## Start Material

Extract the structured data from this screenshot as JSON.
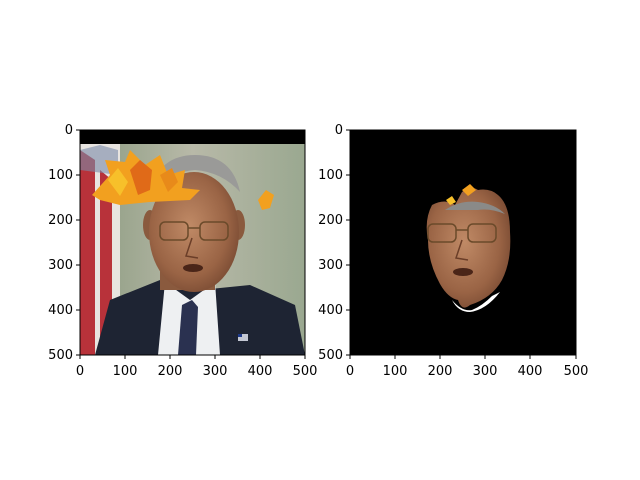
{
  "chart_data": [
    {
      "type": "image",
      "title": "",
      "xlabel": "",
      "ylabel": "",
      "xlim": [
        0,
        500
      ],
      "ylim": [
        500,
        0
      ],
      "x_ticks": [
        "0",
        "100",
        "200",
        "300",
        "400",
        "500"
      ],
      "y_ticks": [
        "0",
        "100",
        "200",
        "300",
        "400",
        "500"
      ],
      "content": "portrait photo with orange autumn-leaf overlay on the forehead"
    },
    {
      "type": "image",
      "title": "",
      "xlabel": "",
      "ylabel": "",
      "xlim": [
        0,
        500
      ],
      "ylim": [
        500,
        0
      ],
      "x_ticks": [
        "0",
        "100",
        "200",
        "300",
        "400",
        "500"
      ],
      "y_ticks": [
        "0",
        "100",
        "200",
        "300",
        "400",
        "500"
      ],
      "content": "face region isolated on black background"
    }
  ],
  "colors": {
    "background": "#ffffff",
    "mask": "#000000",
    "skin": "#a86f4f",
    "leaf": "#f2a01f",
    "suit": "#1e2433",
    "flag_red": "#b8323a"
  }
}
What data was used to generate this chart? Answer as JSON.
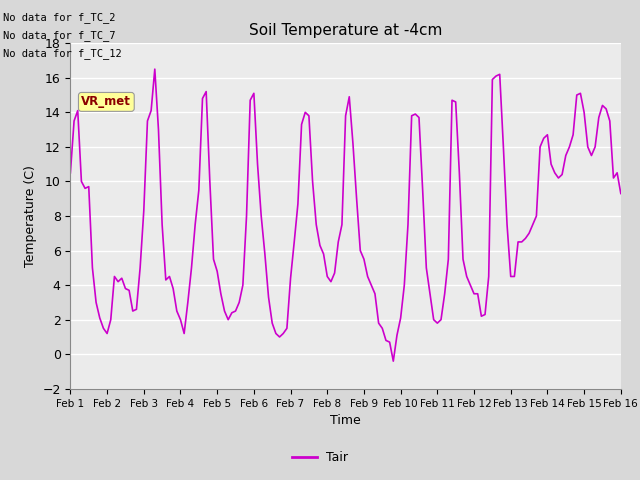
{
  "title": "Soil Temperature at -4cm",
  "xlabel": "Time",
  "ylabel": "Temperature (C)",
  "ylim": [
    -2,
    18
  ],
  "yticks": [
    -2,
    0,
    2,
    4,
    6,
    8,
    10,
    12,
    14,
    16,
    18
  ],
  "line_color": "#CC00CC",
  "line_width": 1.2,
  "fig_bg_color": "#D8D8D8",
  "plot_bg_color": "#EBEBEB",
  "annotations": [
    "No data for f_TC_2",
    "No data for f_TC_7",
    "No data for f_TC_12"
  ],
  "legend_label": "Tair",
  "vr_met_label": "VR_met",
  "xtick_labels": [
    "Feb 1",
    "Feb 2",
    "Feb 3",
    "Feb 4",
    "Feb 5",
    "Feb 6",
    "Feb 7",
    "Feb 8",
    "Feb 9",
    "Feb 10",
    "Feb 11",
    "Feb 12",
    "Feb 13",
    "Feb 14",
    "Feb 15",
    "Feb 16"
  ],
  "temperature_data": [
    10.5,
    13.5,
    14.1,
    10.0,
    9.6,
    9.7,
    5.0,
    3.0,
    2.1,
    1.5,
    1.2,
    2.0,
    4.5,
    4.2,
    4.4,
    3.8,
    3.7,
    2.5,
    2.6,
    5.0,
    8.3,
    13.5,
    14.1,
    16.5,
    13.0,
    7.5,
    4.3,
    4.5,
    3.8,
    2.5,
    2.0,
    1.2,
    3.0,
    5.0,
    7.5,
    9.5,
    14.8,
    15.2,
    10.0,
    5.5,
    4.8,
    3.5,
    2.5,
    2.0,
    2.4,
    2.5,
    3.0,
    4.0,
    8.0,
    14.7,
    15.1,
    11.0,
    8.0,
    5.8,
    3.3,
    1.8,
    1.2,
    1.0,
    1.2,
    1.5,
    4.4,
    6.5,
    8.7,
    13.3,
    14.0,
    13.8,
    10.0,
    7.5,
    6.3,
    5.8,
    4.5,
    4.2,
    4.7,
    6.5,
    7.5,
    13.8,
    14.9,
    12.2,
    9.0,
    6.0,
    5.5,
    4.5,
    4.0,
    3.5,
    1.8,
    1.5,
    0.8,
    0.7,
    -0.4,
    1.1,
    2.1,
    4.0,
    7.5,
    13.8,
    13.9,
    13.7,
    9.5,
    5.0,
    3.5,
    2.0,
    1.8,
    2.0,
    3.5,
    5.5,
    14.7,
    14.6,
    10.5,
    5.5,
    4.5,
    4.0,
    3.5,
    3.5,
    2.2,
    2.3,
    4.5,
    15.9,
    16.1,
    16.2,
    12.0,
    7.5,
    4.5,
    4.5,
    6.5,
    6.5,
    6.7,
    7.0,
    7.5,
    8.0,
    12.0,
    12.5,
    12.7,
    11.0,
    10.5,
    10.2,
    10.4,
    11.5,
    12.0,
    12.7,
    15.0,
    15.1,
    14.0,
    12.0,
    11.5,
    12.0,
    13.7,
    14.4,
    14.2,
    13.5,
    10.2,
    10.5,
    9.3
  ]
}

## End Material

▶ Problem to work on
Pictures stay out; repeat all the rest of the records exactly.

▶ Correct result
Extract the structured data from this screenshot as JSON.
{
  "chart_data": [
    {
      "type": "image",
      "title": "",
      "xlabel": "",
      "ylabel": "",
      "xlim": [
        0,
        500
      ],
      "ylim": [
        500,
        0
      ],
      "x_ticks": [
        "0",
        "100",
        "200",
        "300",
        "400",
        "500"
      ],
      "y_ticks": [
        "0",
        "100",
        "200",
        "300",
        "400",
        "500"
      ],
      "content": "portrait photo with orange autumn-leaf overlay on the forehead"
    },
    {
      "type": "image",
      "title": "",
      "xlabel": "",
      "ylabel": "",
      "xlim": [
        0,
        500
      ],
      "ylim": [
        500,
        0
      ],
      "x_ticks": [
        "0",
        "100",
        "200",
        "300",
        "400",
        "500"
      ],
      "y_ticks": [
        "0",
        "100",
        "200",
        "300",
        "400",
        "500"
      ],
      "content": "face region isolated on black background"
    }
  ],
  "colors": {
    "background": "#ffffff",
    "mask": "#000000",
    "skin": "#a86f4f",
    "leaf": "#f2a01f",
    "suit": "#1e2433",
    "flag_red": "#b8323a"
  }
}
What data was used to generate this chart? Answer as JSON.
{
  "title": "Soil Temperature at -4cm",
  "xlabel": "Time",
  "ylabel": "Temperature (C)",
  "ylim": [
    -2,
    18
  ],
  "yticks": [
    -2,
    0,
    2,
    4,
    6,
    8,
    10,
    12,
    14,
    16,
    18
  ],
  "line_color": "#CC00CC",
  "line_width": 1.2,
  "fig_bg_color": "#D8D8D8",
  "plot_bg_color": "#EBEBEB",
  "annotations": [
    "No data for f_TC_2",
    "No data for f_TC_7",
    "No data for f_TC_12"
  ],
  "legend_label": "Tair",
  "vr_met_label": "VR_met",
  "xtick_labels": [
    "Feb 1",
    "Feb 2",
    "Feb 3",
    "Feb 4",
    "Feb 5",
    "Feb 6",
    "Feb 7",
    "Feb 8",
    "Feb 9",
    "Feb 10",
    "Feb 11",
    "Feb 12",
    "Feb 13",
    "Feb 14",
    "Feb 15",
    "Feb 16"
  ],
  "temperature_data": [
    10.5,
    13.5,
    14.1,
    10.0,
    9.6,
    9.7,
    5.0,
    3.0,
    2.1,
    1.5,
    1.2,
    2.0,
    4.5,
    4.2,
    4.4,
    3.8,
    3.7,
    2.5,
    2.6,
    5.0,
    8.3,
    13.5,
    14.1,
    16.5,
    13.0,
    7.5,
    4.3,
    4.5,
    3.8,
    2.5,
    2.0,
    1.2,
    3.0,
    5.0,
    7.5,
    9.5,
    14.8,
    15.2,
    10.0,
    5.5,
    4.8,
    3.5,
    2.5,
    2.0,
    2.4,
    2.5,
    3.0,
    4.0,
    8.0,
    14.7,
    15.1,
    11.0,
    8.0,
    5.8,
    3.3,
    1.8,
    1.2,
    1.0,
    1.2,
    1.5,
    4.4,
    6.5,
    8.7,
    13.3,
    14.0,
    13.8,
    10.0,
    7.5,
    6.3,
    5.8,
    4.5,
    4.2,
    4.7,
    6.5,
    7.5,
    13.8,
    14.9,
    12.2,
    9.0,
    6.0,
    5.5,
    4.5,
    4.0,
    3.5,
    1.8,
    1.5,
    0.8,
    0.7,
    -0.4,
    1.1,
    2.1,
    4.0,
    7.5,
    13.8,
    13.9,
    13.7,
    9.5,
    5.0,
    3.5,
    2.0,
    1.8,
    2.0,
    3.5,
    5.5,
    14.7,
    14.6,
    10.5,
    5.5,
    4.5,
    4.0,
    3.5,
    3.5,
    2.2,
    2.3,
    4.5,
    15.9,
    16.1,
    16.2,
    12.0,
    7.5,
    4.5,
    4.5,
    6.5,
    6.5,
    6.7,
    7.0,
    7.5,
    8.0,
    12.0,
    12.5,
    12.7,
    11.0,
    10.5,
    10.2,
    10.4,
    11.5,
    12.0,
    12.7,
    15.0,
    15.1,
    14.0,
    12.0,
    11.5,
    12.0,
    13.7,
    14.4,
    14.2,
    13.5,
    10.2,
    10.5,
    9.3
  ]
}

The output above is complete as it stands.